#### [Your goal]
Of the lines in the entries below, state how many hold the word "name". Say nothing else.

#### [Dataset extract]
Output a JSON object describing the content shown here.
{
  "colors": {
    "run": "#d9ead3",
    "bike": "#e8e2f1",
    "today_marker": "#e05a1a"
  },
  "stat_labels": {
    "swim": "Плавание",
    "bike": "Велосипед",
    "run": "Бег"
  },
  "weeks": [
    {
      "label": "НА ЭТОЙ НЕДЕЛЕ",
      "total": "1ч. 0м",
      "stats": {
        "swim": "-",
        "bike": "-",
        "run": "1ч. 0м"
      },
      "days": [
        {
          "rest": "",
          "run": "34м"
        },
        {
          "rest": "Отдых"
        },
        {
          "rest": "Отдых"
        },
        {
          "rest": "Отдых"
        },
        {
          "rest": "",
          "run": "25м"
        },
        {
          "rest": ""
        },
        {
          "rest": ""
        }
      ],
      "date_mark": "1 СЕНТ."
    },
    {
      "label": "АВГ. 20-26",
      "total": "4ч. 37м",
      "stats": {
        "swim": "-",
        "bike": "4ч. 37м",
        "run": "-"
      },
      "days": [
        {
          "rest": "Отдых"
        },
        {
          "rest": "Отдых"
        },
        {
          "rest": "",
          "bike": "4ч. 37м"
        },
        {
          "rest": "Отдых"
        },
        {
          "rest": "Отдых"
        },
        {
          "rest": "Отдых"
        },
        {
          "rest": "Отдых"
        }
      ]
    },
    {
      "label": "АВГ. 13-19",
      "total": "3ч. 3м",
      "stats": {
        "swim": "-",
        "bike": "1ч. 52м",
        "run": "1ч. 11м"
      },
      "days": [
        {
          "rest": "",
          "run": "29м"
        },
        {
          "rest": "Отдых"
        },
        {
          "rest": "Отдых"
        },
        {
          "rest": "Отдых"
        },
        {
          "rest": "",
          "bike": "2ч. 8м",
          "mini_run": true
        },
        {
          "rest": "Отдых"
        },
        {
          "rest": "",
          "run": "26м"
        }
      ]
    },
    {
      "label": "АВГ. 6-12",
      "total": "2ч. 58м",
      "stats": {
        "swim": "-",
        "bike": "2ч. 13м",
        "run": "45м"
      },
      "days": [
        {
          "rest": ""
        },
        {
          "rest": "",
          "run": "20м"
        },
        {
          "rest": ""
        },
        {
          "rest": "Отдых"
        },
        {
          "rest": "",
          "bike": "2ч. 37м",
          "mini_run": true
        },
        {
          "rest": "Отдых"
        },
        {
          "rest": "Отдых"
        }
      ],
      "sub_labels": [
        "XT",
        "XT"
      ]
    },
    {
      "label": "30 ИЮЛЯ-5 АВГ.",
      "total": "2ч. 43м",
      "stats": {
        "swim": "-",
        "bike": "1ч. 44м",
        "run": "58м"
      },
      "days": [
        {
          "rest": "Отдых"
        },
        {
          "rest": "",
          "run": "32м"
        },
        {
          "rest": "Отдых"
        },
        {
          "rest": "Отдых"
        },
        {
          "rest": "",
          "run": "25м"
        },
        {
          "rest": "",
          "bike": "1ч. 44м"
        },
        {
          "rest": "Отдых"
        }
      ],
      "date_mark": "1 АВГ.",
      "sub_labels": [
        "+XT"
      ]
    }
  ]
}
---
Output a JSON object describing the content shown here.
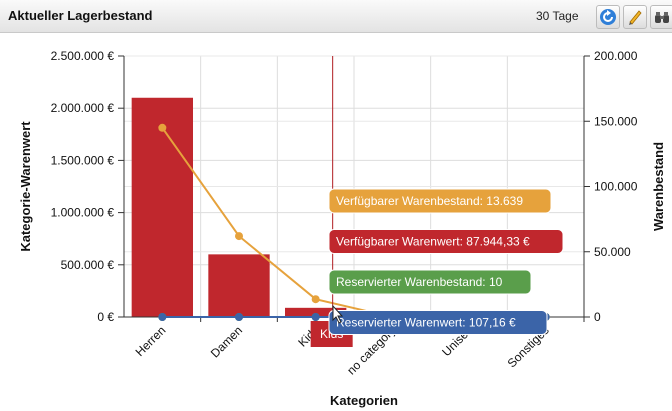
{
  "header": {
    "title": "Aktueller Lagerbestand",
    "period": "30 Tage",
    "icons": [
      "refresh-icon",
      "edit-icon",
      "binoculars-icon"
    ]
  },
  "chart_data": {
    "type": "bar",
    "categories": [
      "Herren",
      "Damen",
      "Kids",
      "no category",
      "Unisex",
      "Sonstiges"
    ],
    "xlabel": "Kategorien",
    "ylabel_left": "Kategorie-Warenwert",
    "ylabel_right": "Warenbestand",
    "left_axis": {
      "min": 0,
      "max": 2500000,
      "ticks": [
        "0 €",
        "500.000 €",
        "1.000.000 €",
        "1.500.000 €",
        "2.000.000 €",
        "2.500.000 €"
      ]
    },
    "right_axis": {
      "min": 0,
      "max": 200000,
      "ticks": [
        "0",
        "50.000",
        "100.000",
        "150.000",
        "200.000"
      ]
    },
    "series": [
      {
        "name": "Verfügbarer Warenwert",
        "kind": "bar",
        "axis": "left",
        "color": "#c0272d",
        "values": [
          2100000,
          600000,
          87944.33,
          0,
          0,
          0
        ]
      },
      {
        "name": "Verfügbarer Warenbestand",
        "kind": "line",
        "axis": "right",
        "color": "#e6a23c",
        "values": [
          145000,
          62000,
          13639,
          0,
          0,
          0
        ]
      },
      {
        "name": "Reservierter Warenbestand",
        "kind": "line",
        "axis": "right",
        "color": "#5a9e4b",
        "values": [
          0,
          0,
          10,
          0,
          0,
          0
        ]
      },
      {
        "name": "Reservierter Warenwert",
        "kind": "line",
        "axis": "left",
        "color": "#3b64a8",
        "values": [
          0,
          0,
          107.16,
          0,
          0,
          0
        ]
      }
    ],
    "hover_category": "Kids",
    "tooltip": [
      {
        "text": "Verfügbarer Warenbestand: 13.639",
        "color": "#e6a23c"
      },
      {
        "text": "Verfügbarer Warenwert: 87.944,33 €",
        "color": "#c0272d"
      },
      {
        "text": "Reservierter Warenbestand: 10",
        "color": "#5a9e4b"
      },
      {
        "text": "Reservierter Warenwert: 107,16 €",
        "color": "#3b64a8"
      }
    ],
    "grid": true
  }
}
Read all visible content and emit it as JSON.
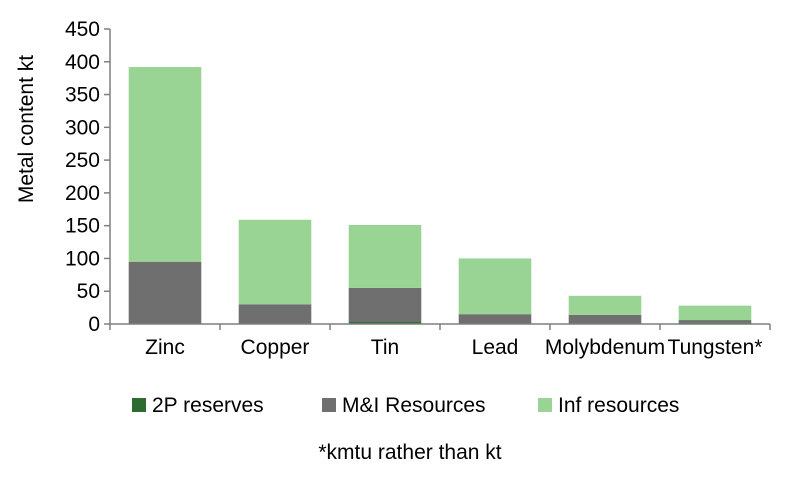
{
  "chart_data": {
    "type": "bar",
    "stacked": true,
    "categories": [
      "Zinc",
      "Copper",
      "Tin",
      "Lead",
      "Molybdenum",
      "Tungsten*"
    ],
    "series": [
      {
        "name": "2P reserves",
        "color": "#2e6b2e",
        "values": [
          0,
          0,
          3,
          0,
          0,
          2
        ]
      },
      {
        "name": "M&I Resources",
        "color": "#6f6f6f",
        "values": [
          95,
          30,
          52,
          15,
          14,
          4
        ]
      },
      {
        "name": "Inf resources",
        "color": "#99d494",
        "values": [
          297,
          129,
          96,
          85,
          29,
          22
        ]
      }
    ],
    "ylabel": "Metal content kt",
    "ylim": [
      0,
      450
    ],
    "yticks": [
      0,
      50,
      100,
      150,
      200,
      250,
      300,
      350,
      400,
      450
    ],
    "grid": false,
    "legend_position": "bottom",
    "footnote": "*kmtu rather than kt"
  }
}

#### [Final result]
7